◆ GIVEN REQUEST 1: In the building industry forecast, why have the MBA and HIA raised concerns even though they are pleased with the industry's success?

◆ SOURCE DOCUMENT:
Summer Property Forecast – A perspective from the Building Industry

Summer Property Forecast – A perspective from the Building Industry

At Cap-It-All Building Inspections we regularly receive industry updates from our membership partners such as the MBA & HIA. Both industry bodies have recently expressed their delight at the success of the building industry over the past 12 months, although many concerns have been raised at the lack of policies that have been implemented to sustain a healthy economic climate within the building industry.
How is the building industry performing?

At national level, the most recent new home building activity has become the success story of the Australian domestic economy. An impressive 195,936 new dwelling commencements are forecast for 2014/2015, which would represent growth of 7.7 per cent and cap a third year in a row where new home construction has increased in volume. Renovations investment has also shown signs of recovering, with a 0.5 per cent gain from a ten-year low of activity in 2013/2014. Renovations investment is forecast to grow at a faster pace of 2.8 per cent in 2015/16 and 3.2 per cent in 2016/17, bringing the total value above the $30 billion mark again for the first time since 2011/12.

In WA new dwelling commencements increased 21.1 per cent during 2013/2014 to 29,853. A projected decline of 14.4 per cent in 2014/2015 would take commencements to 25,552. Activity is forecast to decline over subsequent years. During 2013/2014, WA renovations activity declined by 7.9 per cent. Activity is projected to decline again in 2014/2015 by 4.7 per cent, before rising by 5.2 per cent in 2015/2016. This result would leave the value of the state’s renovations market at $3.89 billion.

Sounds great. Boom times ahead?

The phrase ‘boom’ has certainly been used when describing the new housing market, and it is true that this sector is performing well beyond the initial forecasts. However, the speed at which the housing market moves is in contrast to the implementation of reforms & policies deemed essential in keeping Australia’s standing as ‘the lucky country’ (Since the establishment of the OECD’s Better Life Index Australia has consistently been placed at the top of the pile). The building industry in Australia faces many challenges in the coming years, especially in housing our aging population & ensuring land supply pressures don’t continue to mount.

◆ GIVEN REQUEST 2: Copy out the records from their first line up to and including the line that contains "265, 242, 288]".

◆ Collected data:
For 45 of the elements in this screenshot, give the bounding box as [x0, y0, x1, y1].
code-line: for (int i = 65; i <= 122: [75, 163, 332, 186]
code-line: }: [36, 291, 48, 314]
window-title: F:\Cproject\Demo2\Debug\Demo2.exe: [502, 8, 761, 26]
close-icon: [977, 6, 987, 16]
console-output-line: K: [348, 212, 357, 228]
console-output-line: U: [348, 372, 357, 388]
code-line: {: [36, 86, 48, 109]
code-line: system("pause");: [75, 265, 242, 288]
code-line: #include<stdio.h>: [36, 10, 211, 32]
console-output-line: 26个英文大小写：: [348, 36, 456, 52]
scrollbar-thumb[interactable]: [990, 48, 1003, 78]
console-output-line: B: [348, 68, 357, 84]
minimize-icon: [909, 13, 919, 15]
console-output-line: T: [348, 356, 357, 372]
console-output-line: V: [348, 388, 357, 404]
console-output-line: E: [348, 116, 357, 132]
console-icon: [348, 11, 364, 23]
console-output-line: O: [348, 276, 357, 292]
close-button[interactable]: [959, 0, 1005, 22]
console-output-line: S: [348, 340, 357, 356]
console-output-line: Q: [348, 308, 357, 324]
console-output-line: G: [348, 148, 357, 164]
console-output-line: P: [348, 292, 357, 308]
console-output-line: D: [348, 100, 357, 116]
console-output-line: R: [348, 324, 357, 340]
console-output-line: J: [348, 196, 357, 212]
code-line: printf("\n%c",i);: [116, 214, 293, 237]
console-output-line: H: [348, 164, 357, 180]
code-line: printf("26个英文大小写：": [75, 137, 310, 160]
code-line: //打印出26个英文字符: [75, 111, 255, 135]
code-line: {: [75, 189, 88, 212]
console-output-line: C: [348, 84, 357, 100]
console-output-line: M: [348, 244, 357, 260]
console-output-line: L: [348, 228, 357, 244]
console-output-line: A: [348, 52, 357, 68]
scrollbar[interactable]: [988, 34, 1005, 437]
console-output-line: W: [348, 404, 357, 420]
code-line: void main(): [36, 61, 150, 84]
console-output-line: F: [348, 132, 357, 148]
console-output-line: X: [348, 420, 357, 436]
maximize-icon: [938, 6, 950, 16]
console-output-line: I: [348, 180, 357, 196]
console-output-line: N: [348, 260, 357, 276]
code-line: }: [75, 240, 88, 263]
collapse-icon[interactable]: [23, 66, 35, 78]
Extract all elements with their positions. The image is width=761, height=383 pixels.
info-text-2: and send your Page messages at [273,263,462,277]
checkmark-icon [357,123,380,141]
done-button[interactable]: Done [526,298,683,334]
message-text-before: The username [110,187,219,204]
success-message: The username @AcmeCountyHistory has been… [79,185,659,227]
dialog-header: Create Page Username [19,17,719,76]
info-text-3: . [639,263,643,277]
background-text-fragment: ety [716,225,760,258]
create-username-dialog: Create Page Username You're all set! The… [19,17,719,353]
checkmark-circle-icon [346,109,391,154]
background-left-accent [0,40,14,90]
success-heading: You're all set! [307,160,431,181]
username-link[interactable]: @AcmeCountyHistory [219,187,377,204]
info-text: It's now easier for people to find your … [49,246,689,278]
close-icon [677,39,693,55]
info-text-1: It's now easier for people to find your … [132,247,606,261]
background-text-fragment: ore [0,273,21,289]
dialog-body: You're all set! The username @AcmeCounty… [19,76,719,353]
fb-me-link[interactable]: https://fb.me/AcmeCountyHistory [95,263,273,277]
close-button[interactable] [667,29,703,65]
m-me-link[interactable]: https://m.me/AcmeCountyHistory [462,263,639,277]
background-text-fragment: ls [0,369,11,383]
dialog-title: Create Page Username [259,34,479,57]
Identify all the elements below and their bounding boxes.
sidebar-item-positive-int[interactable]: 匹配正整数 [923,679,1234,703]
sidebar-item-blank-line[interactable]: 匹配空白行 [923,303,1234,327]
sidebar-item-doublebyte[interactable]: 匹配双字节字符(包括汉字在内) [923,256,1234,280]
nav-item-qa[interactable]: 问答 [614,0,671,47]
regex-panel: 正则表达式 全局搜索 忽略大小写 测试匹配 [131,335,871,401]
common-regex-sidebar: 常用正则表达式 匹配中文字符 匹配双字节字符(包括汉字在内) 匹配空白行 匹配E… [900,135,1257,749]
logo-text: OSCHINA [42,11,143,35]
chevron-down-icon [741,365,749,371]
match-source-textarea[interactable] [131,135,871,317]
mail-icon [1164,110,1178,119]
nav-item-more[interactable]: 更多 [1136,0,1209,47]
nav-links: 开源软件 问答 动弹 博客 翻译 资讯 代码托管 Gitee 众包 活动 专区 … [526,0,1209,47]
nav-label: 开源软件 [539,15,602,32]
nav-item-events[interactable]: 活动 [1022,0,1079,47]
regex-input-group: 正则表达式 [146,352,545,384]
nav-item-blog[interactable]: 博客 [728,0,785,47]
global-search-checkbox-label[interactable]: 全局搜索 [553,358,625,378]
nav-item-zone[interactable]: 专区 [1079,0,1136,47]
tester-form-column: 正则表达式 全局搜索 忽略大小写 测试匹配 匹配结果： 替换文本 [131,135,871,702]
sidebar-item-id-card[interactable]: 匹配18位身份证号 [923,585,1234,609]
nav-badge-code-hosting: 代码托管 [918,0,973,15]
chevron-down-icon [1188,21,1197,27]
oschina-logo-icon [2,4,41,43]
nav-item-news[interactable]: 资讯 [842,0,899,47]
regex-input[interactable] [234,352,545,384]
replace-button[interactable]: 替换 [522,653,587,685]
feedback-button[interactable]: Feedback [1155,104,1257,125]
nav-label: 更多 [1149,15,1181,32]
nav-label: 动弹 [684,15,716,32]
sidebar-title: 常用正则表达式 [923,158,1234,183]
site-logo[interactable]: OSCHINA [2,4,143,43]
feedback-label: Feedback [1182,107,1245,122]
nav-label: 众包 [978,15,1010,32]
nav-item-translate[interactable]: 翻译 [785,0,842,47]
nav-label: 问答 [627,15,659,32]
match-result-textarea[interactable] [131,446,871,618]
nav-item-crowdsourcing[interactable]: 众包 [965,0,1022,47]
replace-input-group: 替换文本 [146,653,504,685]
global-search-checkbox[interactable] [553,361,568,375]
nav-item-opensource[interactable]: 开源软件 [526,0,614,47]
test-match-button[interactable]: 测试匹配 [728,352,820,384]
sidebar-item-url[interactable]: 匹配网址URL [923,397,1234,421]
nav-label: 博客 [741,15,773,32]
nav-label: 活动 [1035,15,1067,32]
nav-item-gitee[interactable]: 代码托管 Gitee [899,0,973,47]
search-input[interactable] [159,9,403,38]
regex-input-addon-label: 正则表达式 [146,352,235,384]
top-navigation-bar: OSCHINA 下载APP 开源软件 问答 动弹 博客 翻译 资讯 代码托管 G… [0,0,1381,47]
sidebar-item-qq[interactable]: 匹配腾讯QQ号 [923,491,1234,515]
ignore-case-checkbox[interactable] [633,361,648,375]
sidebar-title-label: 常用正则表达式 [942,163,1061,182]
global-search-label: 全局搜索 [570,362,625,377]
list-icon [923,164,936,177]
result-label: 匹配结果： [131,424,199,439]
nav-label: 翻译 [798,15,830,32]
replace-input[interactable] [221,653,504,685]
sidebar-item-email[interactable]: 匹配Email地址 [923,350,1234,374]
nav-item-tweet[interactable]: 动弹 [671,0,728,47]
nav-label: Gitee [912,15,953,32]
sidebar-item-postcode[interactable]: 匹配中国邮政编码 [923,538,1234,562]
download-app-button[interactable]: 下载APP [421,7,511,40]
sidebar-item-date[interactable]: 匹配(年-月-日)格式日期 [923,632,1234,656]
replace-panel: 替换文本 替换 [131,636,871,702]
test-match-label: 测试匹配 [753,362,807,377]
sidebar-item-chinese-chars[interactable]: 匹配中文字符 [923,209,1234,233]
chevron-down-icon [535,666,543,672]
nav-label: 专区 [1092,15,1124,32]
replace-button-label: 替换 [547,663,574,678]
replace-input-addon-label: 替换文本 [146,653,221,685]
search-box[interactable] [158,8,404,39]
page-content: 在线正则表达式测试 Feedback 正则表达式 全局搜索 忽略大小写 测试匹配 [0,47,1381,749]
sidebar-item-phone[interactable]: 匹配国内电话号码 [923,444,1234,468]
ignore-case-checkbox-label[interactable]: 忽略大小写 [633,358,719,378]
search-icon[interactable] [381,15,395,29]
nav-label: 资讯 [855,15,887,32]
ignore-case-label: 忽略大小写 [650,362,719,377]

◆ TASK ANSWER 1: They are concerned at the lack of policies that have been implemented to sustain a healthy economic climate within the building industry.

◆ TASK ANSWER 2:
For 45 of the elements in this screenshot, give the bounding box as [x0, y0, x1, y1].
code-line: for (int i = 65; i <= 122: [75, 163, 332, 186]
code-line: }: [36, 291, 48, 314]
window-title: F:\Cproject\Demo2\Debug\Demo2.exe: [502, 8, 761, 26]
close-icon: [977, 6, 987, 16]
console-output-line: K: [348, 212, 357, 228]
console-output-line: U: [348, 372, 357, 388]
code-line: {: [36, 86, 48, 109]
code-line: system("pause");: [75, 265, 242, 288]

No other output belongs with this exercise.